_EXERCISE INPUT:_
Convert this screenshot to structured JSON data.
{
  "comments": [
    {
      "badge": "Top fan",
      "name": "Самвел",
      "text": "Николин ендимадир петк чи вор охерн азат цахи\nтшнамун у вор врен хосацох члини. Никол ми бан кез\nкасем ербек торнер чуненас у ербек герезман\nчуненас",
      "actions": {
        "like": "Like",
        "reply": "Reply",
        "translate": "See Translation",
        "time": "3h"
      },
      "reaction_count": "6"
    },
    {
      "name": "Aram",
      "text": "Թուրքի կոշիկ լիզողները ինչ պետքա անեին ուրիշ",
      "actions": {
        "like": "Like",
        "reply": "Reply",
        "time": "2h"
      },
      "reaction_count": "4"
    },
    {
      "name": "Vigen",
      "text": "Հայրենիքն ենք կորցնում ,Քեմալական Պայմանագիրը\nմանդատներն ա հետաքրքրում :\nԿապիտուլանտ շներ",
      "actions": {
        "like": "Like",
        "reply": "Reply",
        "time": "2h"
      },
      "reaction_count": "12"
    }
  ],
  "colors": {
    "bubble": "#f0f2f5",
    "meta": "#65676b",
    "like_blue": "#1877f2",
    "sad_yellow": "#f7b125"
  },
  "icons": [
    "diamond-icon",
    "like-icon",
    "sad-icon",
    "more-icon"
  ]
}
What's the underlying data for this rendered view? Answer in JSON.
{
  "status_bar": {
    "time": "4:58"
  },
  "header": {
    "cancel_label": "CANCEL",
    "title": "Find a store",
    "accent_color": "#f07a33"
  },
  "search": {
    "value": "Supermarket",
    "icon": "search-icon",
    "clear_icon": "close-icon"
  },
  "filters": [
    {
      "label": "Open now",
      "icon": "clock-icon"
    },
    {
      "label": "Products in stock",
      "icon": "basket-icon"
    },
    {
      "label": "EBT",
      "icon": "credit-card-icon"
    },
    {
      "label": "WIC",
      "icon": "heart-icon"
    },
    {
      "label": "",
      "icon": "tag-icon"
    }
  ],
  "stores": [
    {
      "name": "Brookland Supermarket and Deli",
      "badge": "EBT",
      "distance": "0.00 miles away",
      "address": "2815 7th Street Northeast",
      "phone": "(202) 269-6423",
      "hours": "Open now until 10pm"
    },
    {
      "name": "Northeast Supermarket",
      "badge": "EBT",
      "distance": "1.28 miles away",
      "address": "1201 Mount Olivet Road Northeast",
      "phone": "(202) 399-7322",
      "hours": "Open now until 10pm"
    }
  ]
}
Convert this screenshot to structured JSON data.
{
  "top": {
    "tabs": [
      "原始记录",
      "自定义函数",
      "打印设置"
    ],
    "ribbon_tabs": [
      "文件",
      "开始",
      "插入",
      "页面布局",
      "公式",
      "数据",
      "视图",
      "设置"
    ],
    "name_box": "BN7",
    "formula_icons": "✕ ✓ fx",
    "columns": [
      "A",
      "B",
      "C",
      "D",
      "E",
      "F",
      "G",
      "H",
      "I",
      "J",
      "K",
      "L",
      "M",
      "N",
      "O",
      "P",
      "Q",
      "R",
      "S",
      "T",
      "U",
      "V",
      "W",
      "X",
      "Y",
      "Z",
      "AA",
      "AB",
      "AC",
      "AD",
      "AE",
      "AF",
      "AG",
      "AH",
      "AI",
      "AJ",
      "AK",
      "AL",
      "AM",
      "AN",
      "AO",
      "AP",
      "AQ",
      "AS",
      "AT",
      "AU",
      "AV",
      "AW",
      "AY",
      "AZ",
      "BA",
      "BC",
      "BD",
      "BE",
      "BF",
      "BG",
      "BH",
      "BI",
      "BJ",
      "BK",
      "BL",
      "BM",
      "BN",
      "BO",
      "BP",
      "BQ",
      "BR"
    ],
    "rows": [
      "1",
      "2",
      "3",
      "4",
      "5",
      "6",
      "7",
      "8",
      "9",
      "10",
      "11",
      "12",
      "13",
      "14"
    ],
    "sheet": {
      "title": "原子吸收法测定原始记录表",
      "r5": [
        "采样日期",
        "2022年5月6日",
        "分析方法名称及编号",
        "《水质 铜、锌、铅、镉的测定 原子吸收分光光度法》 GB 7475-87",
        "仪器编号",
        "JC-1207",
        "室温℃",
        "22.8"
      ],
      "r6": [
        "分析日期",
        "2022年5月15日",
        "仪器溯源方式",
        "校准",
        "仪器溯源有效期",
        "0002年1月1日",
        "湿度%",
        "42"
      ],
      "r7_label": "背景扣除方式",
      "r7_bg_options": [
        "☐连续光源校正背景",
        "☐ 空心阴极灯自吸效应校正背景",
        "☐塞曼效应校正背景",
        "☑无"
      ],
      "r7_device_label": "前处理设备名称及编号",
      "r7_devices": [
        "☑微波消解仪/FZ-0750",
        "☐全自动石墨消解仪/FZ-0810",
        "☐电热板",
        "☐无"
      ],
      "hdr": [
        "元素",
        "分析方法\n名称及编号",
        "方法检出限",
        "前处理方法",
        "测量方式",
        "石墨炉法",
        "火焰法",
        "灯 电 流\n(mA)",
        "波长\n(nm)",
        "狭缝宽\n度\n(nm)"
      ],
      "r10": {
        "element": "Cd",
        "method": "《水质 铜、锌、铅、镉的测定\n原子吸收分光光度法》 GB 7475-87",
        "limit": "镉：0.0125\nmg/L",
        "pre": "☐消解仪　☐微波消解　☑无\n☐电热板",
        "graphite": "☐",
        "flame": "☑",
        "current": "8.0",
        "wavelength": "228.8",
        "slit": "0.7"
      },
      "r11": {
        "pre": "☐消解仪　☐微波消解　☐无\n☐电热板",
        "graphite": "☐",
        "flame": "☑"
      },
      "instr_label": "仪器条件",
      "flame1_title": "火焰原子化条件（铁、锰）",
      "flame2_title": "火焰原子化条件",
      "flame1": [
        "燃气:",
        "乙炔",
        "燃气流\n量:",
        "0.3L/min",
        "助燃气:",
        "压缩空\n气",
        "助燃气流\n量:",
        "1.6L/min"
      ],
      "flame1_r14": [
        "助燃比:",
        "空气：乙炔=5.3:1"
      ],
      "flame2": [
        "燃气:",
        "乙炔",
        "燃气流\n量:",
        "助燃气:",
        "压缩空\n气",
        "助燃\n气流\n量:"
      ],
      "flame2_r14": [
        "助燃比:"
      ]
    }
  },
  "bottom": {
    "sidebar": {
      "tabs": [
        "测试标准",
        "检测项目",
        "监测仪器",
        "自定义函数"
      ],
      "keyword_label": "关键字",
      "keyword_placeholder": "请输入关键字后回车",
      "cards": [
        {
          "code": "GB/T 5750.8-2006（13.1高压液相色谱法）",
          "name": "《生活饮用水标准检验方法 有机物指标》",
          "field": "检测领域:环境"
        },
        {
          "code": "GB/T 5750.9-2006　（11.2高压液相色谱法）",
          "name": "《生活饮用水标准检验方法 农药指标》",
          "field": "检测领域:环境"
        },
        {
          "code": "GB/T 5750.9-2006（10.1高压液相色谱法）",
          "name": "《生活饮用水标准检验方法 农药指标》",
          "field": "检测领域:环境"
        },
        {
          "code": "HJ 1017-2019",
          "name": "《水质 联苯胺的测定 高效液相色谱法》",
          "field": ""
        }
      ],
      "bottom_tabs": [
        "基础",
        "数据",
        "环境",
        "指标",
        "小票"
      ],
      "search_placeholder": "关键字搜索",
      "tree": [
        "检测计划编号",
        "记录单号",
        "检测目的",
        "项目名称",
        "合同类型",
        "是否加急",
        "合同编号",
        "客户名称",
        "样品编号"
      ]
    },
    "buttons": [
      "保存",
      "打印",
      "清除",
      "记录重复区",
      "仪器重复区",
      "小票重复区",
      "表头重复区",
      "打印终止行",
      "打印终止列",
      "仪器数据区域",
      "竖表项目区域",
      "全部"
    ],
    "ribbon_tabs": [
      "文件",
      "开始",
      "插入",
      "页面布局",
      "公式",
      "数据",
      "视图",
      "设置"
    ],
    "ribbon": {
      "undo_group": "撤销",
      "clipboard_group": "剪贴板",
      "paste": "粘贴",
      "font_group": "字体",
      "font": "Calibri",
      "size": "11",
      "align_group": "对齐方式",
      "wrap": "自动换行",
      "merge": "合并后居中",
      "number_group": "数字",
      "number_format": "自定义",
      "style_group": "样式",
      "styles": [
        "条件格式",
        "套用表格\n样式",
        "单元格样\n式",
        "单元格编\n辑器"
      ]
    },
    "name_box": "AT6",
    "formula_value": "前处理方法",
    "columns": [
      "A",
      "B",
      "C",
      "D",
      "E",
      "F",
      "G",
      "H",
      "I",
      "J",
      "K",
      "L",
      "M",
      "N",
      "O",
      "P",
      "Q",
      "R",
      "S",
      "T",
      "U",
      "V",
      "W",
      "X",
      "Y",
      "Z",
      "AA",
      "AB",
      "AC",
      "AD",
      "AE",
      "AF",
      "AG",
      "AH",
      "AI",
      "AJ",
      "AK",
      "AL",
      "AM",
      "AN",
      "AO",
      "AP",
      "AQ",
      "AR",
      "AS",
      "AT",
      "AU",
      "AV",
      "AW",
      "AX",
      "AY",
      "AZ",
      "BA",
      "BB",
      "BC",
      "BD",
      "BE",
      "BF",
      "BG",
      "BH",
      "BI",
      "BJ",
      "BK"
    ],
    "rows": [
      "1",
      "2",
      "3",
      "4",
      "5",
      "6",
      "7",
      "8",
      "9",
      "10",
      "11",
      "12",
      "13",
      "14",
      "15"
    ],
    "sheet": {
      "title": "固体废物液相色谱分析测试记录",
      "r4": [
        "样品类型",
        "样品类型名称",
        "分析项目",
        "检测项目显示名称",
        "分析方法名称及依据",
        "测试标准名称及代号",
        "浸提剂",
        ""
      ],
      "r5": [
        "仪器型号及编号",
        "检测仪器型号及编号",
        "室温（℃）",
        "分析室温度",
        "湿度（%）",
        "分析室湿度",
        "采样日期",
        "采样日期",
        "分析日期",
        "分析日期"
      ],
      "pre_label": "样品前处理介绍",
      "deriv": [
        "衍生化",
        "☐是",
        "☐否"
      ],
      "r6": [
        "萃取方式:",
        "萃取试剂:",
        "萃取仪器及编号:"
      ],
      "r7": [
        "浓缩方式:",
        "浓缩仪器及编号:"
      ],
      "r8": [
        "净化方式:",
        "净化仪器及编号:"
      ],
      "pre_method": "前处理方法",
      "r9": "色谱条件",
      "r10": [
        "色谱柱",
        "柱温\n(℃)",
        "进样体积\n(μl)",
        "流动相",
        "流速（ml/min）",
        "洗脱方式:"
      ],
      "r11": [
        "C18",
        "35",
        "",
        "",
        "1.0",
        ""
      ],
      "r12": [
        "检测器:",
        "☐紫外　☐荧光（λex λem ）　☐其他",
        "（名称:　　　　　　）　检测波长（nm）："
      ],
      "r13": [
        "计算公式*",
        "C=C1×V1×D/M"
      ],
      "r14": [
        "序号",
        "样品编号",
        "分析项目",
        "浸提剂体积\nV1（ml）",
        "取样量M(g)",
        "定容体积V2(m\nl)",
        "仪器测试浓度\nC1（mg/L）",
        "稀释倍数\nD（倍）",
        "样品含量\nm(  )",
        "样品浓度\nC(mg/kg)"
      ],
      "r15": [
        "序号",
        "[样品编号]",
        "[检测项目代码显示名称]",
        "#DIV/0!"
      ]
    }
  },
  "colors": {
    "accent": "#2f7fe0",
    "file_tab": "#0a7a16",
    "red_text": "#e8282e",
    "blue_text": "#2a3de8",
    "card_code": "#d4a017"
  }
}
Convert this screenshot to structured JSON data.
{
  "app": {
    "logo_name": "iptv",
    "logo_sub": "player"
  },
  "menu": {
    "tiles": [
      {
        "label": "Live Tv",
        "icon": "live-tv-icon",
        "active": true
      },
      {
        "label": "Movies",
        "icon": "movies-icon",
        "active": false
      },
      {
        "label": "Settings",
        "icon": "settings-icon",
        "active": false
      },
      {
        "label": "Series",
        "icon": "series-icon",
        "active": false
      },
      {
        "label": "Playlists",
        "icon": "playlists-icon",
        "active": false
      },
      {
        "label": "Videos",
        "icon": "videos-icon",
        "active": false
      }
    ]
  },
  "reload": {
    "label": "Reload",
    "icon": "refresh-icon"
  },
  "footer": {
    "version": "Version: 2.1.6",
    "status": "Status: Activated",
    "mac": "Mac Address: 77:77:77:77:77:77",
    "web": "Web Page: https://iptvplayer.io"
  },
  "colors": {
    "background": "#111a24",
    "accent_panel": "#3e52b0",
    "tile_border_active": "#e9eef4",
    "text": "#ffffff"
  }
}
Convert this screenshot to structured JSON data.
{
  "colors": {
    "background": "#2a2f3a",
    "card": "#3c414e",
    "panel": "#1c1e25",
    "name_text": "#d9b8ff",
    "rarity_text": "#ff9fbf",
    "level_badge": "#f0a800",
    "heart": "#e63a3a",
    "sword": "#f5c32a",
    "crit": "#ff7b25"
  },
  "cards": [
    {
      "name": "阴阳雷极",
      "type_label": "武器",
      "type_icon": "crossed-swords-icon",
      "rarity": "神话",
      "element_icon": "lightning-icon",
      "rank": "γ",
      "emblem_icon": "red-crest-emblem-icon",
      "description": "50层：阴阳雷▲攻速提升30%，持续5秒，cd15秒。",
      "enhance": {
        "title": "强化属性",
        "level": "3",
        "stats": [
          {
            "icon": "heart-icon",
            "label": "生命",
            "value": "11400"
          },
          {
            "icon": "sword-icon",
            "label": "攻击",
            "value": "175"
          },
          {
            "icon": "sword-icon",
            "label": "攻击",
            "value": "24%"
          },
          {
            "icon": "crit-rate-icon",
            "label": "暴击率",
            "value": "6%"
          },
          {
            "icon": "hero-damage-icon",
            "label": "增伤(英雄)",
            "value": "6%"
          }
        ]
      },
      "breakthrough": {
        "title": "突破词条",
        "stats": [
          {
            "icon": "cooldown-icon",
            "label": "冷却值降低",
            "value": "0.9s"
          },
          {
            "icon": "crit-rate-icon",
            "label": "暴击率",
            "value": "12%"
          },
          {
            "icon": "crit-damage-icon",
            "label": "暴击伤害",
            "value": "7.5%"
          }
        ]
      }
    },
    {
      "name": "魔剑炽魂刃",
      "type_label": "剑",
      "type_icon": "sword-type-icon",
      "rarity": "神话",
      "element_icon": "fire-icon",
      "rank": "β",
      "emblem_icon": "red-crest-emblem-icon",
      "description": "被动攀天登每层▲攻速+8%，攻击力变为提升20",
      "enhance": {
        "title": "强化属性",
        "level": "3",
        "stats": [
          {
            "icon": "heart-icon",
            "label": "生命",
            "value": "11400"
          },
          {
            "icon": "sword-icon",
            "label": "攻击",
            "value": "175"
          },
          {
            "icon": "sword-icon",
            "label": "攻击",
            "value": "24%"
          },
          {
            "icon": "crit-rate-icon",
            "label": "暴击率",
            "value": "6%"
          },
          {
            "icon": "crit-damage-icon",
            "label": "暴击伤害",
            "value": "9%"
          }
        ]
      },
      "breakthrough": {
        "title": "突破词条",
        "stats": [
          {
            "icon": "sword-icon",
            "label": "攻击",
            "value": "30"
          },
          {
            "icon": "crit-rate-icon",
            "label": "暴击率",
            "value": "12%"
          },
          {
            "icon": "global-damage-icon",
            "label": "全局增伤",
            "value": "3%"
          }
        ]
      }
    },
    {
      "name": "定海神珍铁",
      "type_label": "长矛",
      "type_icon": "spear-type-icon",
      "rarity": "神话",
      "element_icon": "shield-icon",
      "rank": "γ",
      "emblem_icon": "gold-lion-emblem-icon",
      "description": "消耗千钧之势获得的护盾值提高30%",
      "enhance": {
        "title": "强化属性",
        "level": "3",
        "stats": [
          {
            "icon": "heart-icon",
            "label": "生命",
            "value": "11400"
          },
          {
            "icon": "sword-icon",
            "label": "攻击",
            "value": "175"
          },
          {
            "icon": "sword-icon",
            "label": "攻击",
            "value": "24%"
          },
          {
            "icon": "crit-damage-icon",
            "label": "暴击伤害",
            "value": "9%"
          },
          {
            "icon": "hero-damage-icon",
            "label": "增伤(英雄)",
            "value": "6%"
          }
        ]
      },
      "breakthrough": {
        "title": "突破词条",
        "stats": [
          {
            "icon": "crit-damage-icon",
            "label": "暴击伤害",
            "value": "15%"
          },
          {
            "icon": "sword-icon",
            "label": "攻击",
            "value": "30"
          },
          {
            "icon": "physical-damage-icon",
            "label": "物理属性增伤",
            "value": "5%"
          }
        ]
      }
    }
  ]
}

_WHAT YOU HAVE TO DO:_
Pick out every line of the listing containing the word "Supermarket", and show those lines.

_OUTPUT FOR THIS EXERCISE:_
    "value": "Supermarket",
      "name": "Brookland Supermarket and Deli",
      "name": "Northeast Supermarket",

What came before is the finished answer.